** Begin Dataset entries **
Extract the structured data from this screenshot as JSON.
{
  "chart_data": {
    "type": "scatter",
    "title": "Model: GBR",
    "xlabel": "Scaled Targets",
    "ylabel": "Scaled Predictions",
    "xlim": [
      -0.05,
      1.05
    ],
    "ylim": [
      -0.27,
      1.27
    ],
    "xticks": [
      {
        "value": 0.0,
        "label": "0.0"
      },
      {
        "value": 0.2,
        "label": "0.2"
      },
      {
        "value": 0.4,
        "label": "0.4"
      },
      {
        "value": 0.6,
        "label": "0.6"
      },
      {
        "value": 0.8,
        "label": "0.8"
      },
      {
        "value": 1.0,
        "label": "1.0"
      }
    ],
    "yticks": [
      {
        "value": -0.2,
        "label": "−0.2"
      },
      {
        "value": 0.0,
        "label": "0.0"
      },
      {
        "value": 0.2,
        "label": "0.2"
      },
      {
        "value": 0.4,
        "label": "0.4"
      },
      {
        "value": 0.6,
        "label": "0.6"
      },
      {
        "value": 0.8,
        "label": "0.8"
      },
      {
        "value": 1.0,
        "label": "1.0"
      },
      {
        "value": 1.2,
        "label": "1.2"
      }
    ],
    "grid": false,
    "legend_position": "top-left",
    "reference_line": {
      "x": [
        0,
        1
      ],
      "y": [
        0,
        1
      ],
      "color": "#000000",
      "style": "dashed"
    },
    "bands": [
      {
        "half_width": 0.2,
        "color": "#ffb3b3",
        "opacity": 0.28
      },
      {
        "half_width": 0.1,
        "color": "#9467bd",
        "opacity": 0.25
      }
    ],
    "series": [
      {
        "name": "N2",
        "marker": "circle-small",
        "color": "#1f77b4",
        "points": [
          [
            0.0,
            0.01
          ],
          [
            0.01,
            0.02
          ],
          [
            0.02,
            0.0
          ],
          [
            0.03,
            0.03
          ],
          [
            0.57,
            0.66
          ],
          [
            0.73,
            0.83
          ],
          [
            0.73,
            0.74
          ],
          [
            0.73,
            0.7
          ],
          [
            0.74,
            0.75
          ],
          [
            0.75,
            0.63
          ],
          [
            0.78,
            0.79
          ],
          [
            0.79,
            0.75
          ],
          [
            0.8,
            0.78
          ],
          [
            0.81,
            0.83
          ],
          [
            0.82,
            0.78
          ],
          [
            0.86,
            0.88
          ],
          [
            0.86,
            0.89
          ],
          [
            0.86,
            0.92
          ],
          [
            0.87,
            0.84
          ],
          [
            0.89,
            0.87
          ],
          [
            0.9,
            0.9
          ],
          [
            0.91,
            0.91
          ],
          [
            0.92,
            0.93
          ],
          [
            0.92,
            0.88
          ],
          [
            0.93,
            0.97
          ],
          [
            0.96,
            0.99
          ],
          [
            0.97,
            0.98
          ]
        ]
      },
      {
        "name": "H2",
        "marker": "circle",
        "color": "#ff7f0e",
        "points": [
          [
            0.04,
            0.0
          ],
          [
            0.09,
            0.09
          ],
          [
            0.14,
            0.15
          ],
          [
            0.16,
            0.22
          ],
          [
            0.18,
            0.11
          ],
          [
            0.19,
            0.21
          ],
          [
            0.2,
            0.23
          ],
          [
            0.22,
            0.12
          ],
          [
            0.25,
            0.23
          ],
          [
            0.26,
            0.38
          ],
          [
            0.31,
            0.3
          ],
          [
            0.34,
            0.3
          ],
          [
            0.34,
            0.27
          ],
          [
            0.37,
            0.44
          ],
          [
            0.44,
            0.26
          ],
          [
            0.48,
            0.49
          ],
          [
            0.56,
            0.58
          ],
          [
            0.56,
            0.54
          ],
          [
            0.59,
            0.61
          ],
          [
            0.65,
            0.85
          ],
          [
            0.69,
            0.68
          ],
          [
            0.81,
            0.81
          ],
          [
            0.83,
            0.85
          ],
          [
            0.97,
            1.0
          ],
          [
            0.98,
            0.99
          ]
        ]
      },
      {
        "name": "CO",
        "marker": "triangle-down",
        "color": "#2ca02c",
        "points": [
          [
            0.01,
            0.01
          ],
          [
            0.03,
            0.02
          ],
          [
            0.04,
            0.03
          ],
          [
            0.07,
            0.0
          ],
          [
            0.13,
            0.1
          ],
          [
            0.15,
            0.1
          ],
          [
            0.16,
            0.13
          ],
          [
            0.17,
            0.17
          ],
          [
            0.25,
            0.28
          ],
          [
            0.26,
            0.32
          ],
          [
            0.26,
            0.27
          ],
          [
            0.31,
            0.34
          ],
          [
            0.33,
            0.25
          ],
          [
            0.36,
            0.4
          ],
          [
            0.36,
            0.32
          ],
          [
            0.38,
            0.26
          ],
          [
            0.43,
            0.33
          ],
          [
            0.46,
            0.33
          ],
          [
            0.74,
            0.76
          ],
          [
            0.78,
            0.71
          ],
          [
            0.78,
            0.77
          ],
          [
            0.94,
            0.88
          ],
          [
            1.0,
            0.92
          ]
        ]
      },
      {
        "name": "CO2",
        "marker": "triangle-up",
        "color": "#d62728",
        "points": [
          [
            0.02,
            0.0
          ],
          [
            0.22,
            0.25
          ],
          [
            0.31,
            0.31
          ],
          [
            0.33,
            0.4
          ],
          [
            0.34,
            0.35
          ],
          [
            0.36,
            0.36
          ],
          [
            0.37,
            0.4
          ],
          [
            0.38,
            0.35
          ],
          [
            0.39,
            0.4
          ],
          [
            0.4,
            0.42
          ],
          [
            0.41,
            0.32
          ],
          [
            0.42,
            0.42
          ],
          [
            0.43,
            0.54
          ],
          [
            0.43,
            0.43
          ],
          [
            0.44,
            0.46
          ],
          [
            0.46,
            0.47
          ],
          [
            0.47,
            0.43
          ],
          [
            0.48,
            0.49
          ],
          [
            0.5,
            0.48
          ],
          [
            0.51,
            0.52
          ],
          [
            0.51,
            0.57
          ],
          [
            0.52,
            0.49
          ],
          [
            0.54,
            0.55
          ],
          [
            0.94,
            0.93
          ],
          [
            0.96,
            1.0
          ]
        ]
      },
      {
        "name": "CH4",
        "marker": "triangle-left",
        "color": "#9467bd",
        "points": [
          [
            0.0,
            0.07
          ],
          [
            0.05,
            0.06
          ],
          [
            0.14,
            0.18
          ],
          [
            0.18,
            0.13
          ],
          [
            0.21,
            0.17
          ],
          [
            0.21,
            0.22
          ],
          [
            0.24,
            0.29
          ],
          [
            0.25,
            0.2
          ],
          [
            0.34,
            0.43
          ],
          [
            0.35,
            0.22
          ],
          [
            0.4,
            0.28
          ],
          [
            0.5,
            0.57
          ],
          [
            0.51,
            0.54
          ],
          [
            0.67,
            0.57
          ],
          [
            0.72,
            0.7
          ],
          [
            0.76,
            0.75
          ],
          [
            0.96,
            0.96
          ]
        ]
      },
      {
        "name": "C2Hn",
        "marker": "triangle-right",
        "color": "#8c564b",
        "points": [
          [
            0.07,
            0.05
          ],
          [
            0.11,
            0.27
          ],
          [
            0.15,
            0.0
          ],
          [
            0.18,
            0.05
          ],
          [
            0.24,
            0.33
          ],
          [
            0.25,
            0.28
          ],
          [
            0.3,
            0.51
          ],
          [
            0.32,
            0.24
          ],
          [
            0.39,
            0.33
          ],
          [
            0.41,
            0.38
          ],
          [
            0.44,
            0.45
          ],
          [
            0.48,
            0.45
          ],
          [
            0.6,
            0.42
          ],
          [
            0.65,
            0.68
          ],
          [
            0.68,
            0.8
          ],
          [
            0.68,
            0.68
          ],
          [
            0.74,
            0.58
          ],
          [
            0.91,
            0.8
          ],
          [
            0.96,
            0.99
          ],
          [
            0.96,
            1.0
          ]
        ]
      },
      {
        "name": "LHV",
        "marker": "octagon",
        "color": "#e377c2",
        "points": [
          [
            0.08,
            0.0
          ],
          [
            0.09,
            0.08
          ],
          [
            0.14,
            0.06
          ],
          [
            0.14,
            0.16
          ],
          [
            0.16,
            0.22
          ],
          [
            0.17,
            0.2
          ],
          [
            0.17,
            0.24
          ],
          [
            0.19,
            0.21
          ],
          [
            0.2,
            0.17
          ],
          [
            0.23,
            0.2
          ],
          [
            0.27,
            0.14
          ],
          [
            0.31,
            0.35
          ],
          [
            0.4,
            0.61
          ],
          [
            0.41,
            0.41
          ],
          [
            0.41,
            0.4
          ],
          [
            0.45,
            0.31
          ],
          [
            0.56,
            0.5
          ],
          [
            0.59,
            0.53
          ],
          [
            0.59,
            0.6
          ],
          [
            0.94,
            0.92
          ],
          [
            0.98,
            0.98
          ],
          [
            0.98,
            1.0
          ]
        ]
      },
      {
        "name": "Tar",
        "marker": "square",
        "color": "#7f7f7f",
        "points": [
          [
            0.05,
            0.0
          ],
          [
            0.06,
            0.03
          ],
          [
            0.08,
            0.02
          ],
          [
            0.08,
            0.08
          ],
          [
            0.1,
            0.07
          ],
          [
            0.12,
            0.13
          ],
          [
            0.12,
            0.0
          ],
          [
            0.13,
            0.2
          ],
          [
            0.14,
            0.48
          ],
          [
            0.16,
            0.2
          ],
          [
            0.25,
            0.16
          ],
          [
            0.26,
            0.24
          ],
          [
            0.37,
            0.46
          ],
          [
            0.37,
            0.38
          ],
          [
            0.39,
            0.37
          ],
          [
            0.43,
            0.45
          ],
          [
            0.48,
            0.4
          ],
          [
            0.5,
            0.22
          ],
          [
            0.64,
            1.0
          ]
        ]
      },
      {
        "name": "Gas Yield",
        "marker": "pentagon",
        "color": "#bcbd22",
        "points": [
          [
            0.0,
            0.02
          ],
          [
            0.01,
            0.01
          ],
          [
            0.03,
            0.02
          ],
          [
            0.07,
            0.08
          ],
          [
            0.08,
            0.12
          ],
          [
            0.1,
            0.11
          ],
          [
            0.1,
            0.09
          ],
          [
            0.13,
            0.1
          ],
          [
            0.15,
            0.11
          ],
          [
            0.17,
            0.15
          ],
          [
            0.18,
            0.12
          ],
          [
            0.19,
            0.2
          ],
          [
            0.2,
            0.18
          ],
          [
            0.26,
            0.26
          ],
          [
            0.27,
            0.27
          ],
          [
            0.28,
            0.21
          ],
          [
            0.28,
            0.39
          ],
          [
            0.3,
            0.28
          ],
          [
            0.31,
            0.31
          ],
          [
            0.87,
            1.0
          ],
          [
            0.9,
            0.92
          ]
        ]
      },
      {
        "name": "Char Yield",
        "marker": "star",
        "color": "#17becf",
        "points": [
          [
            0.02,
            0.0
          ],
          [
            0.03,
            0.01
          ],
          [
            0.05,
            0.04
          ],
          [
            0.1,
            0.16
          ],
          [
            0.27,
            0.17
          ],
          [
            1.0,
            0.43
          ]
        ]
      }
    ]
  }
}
** End Dataset entries **
What you should do
Of the lines in the entries above, how many include "left"? Only the number should be given.

Output of the task
2